GIVEN RECORDS:
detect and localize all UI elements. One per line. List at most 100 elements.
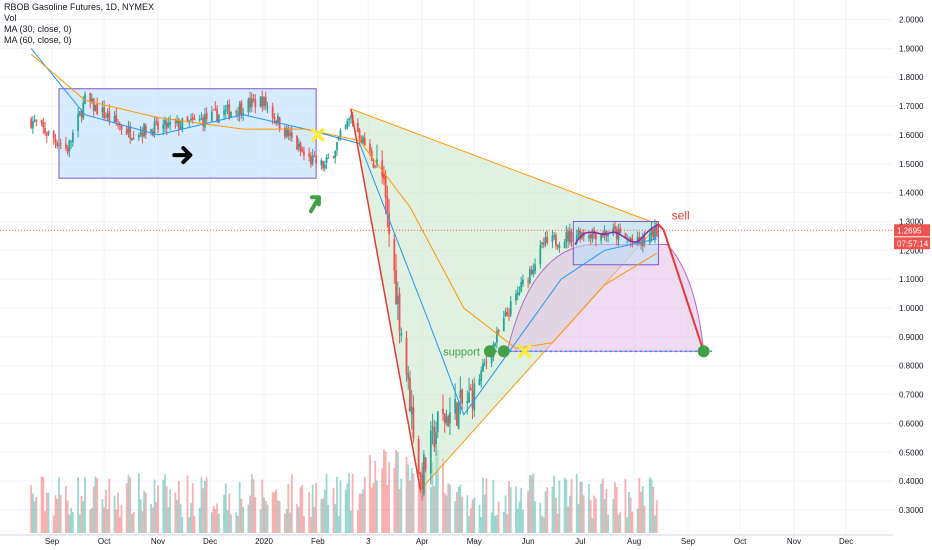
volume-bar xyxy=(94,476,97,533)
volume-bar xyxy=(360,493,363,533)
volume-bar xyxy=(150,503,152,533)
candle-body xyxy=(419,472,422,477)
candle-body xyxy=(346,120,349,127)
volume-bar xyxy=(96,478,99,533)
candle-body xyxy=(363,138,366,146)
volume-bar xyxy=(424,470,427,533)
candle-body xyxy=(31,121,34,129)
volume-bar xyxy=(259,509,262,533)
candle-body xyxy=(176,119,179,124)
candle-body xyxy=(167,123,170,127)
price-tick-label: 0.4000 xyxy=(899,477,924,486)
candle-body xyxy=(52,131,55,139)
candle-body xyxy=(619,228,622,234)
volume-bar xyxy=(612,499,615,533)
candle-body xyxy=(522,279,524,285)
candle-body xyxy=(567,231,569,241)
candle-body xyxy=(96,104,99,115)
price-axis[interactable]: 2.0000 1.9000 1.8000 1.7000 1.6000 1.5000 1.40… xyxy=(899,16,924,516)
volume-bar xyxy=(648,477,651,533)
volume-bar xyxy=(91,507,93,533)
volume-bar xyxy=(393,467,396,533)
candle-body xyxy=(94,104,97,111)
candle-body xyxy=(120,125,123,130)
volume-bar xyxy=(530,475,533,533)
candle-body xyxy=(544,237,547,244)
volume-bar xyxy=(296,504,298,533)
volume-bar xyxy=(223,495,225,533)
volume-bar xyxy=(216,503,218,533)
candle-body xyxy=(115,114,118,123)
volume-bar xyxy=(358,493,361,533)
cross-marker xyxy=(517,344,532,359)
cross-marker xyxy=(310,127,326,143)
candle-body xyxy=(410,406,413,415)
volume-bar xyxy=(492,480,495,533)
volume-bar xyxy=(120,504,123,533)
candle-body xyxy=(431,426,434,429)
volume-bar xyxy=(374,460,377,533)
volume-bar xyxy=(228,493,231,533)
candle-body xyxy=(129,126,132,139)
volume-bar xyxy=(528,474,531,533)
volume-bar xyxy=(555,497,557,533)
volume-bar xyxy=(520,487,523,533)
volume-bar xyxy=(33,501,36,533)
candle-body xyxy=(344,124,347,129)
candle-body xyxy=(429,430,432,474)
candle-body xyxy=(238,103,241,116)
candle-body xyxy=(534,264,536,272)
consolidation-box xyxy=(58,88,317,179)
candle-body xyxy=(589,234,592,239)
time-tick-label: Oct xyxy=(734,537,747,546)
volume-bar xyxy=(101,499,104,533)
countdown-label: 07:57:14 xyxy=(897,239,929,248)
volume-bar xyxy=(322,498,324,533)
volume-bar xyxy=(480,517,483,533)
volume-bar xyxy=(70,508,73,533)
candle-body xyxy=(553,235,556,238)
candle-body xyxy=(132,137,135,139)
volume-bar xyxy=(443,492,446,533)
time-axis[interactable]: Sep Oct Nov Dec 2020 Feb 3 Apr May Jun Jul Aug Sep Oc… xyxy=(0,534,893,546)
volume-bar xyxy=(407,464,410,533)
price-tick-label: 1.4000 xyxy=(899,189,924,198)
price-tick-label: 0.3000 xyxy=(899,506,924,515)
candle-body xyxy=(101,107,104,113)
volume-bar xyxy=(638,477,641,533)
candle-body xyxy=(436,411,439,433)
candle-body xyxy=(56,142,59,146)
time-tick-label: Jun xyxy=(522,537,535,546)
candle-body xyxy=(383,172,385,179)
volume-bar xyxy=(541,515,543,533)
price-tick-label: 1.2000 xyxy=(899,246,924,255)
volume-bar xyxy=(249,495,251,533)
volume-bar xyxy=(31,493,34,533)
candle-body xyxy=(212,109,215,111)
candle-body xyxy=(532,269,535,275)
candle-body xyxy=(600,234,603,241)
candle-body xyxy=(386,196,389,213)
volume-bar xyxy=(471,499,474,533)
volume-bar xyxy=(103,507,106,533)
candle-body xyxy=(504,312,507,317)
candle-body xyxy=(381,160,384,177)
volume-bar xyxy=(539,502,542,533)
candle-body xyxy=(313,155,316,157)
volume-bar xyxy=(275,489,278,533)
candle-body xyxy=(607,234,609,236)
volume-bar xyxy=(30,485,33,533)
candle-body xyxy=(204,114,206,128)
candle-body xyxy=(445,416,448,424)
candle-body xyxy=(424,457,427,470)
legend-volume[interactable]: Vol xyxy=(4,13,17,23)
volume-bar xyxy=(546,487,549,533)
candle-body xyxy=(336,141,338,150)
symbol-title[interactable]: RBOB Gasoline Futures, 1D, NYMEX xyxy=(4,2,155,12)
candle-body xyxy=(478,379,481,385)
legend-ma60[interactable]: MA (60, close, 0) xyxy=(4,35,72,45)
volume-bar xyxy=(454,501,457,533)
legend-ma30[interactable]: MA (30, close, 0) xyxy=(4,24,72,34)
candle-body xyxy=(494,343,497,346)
---
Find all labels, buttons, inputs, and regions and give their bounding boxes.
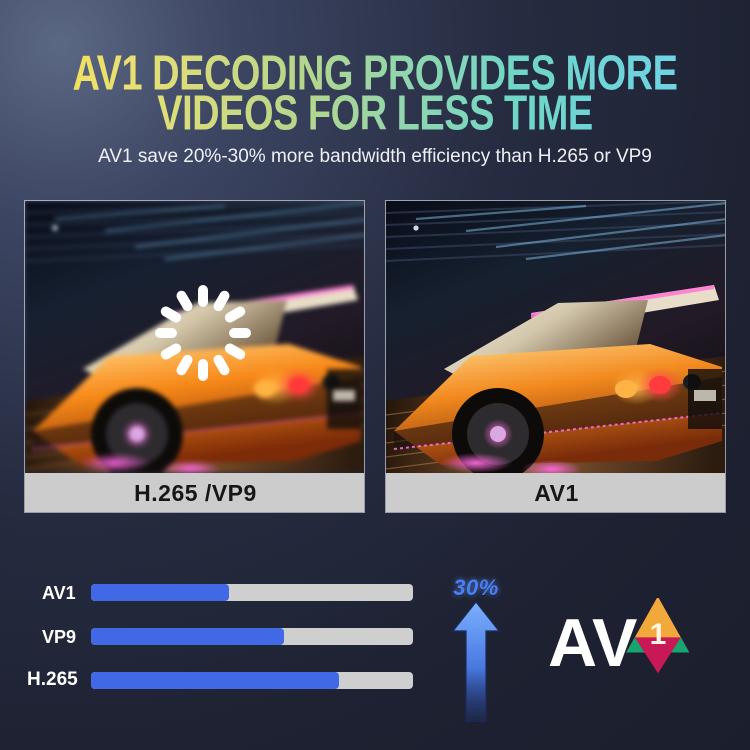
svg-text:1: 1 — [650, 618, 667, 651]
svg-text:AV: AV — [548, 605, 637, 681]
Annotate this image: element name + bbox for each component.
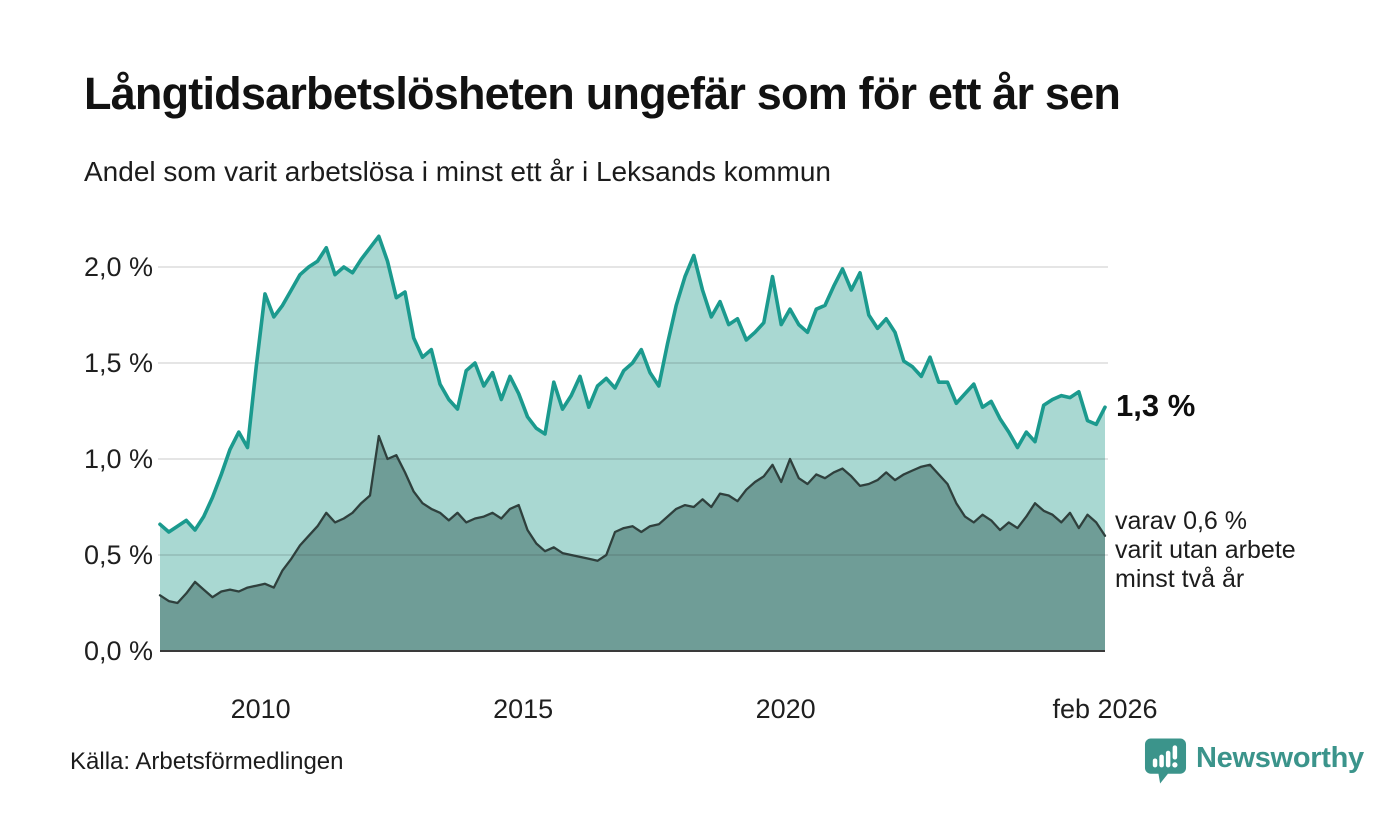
---
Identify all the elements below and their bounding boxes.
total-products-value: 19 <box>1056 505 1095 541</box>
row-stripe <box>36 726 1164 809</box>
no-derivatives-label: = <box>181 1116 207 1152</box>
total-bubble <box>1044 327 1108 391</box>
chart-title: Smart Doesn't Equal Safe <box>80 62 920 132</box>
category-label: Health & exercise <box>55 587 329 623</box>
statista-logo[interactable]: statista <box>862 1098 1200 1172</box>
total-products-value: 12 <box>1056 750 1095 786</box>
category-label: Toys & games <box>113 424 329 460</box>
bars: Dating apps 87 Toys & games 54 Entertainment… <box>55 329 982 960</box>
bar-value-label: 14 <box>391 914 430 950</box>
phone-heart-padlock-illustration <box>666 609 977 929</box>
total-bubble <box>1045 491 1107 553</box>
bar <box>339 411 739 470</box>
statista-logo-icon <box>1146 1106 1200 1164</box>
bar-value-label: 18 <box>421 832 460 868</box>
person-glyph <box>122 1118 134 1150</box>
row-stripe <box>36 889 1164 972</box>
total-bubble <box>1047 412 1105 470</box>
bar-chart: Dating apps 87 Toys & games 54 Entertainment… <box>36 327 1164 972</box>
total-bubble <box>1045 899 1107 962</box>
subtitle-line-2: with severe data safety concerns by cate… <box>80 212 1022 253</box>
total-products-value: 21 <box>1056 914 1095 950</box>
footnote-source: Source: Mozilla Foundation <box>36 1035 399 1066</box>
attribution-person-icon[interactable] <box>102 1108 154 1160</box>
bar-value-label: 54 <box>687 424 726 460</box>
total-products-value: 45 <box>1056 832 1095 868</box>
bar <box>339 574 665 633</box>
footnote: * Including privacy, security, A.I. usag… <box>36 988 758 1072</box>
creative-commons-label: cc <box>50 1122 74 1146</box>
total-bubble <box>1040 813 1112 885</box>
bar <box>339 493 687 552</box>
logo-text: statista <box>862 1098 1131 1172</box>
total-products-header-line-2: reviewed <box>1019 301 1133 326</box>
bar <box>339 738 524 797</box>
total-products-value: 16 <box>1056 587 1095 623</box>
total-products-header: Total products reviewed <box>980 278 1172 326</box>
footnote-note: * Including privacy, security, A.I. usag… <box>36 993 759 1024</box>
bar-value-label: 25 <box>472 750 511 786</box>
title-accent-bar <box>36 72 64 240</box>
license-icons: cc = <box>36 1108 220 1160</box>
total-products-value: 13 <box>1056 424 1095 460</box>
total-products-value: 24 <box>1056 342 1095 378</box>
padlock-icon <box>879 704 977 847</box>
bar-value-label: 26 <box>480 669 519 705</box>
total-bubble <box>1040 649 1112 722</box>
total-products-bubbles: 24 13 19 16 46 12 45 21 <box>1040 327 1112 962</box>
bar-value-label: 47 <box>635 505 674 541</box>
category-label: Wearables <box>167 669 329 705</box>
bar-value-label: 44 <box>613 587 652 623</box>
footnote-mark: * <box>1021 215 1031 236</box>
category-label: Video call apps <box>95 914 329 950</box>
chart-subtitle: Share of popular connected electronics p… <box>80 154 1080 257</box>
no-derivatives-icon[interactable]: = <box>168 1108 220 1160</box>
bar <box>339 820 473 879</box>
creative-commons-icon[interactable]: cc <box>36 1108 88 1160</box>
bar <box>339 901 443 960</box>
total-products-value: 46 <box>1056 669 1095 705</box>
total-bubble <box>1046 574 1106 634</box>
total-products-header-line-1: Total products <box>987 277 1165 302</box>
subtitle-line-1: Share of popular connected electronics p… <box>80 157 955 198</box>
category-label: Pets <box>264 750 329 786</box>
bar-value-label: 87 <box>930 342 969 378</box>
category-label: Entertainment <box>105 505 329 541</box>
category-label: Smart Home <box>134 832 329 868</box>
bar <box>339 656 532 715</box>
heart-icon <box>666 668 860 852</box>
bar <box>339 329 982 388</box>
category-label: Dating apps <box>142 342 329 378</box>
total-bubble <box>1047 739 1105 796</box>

TASK DIRECTIONS:
Tally the lines above that contain the string "commons", treating uppercase and lowercase as different. Reply with the number alone.

IN RESPONSE:
2